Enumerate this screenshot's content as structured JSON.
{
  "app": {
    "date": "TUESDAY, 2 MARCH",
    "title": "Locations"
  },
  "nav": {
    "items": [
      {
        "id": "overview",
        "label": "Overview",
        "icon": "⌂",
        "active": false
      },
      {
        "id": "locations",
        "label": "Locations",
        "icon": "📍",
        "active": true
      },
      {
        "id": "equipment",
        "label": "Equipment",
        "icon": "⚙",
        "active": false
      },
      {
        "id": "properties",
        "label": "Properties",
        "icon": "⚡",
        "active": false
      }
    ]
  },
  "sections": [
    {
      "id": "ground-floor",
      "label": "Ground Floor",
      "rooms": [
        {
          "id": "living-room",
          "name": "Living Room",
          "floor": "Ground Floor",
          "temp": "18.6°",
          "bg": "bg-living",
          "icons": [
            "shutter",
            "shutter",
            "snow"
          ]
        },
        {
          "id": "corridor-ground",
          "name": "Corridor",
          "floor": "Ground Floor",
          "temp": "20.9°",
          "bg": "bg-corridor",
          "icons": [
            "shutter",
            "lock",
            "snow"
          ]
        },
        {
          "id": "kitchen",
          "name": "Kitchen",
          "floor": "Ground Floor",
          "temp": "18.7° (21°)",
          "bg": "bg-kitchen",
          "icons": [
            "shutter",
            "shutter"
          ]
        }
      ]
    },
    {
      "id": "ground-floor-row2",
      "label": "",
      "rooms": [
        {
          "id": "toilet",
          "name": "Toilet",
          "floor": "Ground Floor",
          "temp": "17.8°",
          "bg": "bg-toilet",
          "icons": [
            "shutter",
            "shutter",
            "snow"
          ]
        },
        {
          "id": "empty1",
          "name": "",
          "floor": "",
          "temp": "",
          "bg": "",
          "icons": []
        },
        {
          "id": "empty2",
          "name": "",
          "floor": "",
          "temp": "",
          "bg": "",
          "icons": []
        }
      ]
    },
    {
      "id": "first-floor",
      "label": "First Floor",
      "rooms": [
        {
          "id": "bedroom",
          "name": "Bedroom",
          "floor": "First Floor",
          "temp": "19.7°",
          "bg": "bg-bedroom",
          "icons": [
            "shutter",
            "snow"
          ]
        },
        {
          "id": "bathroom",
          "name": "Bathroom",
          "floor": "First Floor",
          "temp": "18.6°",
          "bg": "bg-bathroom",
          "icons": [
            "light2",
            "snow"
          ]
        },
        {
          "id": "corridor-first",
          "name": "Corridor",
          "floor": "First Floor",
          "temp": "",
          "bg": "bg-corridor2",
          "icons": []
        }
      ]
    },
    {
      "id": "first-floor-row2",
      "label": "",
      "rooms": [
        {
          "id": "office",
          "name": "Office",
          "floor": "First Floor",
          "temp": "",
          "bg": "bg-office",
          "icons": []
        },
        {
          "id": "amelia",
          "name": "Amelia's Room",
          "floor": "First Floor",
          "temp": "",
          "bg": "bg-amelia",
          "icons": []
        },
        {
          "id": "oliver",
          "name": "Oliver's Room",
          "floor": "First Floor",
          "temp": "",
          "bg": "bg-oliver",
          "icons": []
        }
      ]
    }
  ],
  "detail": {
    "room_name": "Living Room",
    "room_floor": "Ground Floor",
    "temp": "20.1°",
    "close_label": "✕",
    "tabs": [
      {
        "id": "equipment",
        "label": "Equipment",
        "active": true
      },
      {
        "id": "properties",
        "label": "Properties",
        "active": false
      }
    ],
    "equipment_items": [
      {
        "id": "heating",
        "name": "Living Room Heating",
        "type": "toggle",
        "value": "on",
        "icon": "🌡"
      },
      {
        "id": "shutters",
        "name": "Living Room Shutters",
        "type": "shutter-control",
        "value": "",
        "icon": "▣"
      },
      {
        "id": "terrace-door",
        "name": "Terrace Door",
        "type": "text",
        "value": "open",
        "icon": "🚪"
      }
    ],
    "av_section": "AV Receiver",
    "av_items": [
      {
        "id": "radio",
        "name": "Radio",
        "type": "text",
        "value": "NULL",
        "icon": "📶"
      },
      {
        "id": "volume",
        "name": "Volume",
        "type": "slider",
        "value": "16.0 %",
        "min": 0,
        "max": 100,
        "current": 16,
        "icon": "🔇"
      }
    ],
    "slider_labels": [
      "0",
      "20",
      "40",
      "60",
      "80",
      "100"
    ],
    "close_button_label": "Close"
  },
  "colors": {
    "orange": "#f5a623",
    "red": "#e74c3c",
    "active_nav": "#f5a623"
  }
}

◇ ◇ ◇

[PROBLEM REQUIREMENTS]
Please restate the whole listing word for word.

[SOLVED PROBLEM]
Enumerate this screenshot's content as structured JSON.
{
  "app": {
    "date": "TUESDAY, 2 MARCH",
    "title": "Locations"
  },
  "nav": {
    "items": [
      {
        "id": "overview",
        "label": "Overview",
        "icon": "⌂",
        "active": false
      },
      {
        "id": "locations",
        "label": "Locations",
        "icon": "📍",
        "active": true
      },
      {
        "id": "equipment",
        "label": "Equipment",
        "icon": "⚙",
        "active": false
      },
      {
        "id": "properties",
        "label": "Properties",
        "icon": "⚡",
        "active": false
      }
    ]
  },
  "sections": [
    {
      "id": "ground-floor",
      "label": "Ground Floor",
      "rooms": [
        {
          "id": "living-room",
          "name": "Living Room",
          "floor": "Ground Floor",
          "temp": "18.6°",
          "bg": "bg-living",
          "icons": [
            "shutter",
            "shutter",
            "snow"
          ]
        },
        {
          "id": "corridor-ground",
          "name": "Corridor",
          "floor": "Ground Floor",
          "temp": "20.9°",
          "bg": "bg-corridor",
          "icons": [
            "shutter",
            "lock",
            "snow"
          ]
        },
        {
          "id": "kitchen",
          "name": "Kitchen",
          "floor": "Ground Floor",
          "temp": "18.7° (21°)",
          "bg": "bg-kitchen",
          "icons": [
            "shutter",
            "shutter"
          ]
        }
      ]
    },
    {
      "id": "ground-floor-row2",
      "label": "",
      "rooms": [
        {
          "id": "toilet",
          "name": "Toilet",
          "floor": "Ground Floor",
          "temp": "17.8°",
          "bg": "bg-toilet",
          "icons": [
            "shutter",
            "shutter",
            "snow"
          ]
        },
        {
          "id": "empty1",
          "name": "",
          "floor": "",
          "temp": "",
          "bg": "",
          "icons": []
        },
        {
          "id": "empty2",
          "name": "",
          "floor": "",
          "temp": "",
          "bg": "",
          "icons": []
        }
      ]
    },
    {
      "id": "first-floor",
      "label": "First Floor",
      "rooms": [
        {
          "id": "bedroom",
          "name": "Bedroom",
          "floor": "First Floor",
          "temp": "19.7°",
          "bg": "bg-bedroom",
          "icons": [
            "shutter",
            "snow"
          ]
        },
        {
          "id": "bathroom",
          "name": "Bathroom",
          "floor": "First Floor",
          "temp": "18.6°",
          "bg": "bg-bathroom",
          "icons": [
            "light2",
            "snow"
          ]
        },
        {
          "id": "corridor-first",
          "name": "Corridor",
          "floor": "First Floor",
          "temp": "",
          "bg": "bg-corridor2",
          "icons": []
        }
      ]
    },
    {
      "id": "first-floor-row2",
      "label": "",
      "rooms": [
        {
          "id": "office",
          "name": "Office",
          "floor": "First Floor",
          "temp": "",
          "bg": "bg-office",
          "icons": []
        },
        {
          "id": "amelia",
          "name": "Amelia's Room",
          "floor": "First Floor",
          "temp": "",
          "bg": "bg-amelia",
          "icons": []
        },
        {
          "id": "oliver",
          "name": "Oliver's Room",
          "floor": "First Floor",
          "temp": "",
          "bg": "bg-oliver",
          "icons": []
        }
      ]
    }
  ],
  "detail": {
    "room_name": "Living Room",
    "room_floor": "Ground Floor",
    "temp": "20.1°",
    "close_label": "✕",
    "tabs": [
      {
        "id": "equipment",
        "label": "Equipment",
        "active": true
      },
      {
        "id": "properties",
        "label": "Properties",
        "active": false
      }
    ],
    "equipment_items": [
      {
        "id": "heating",
        "name": "Living Room Heating",
        "type": "toggle",
        "value": "on",
        "icon": "🌡"
      },
      {
        "id": "shutters",
        "name": "Living Room Shutters",
        "type": "shutter-control",
        "value": "",
        "icon": "▣"
      },
      {
        "id": "terrace-door",
        "name": "Terrace Door",
        "type": "text",
        "value": "open",
        "icon": "🚪"
      }
    ],
    "av_section": "AV Receiver",
    "av_items": [
      {
        "id": "radio",
        "name": "Radio",
        "type": "text",
        "value": "NULL",
        "icon": "📶"
      },
      {
        "id": "volume",
        "name": "Volume",
        "type": "slider",
        "value": "16.0 %",
        "min": 0,
        "max": 100,
        "current": 16,
        "icon": "🔇"
      }
    ],
    "slider_labels": [
      "0",
      "20",
      "40",
      "60",
      "80",
      "100"
    ],
    "close_button_label": "Close"
  },
  "colors": {
    "orange": "#f5a623",
    "red": "#e74c3c",
    "active_nav": "#f5a623"
  }
}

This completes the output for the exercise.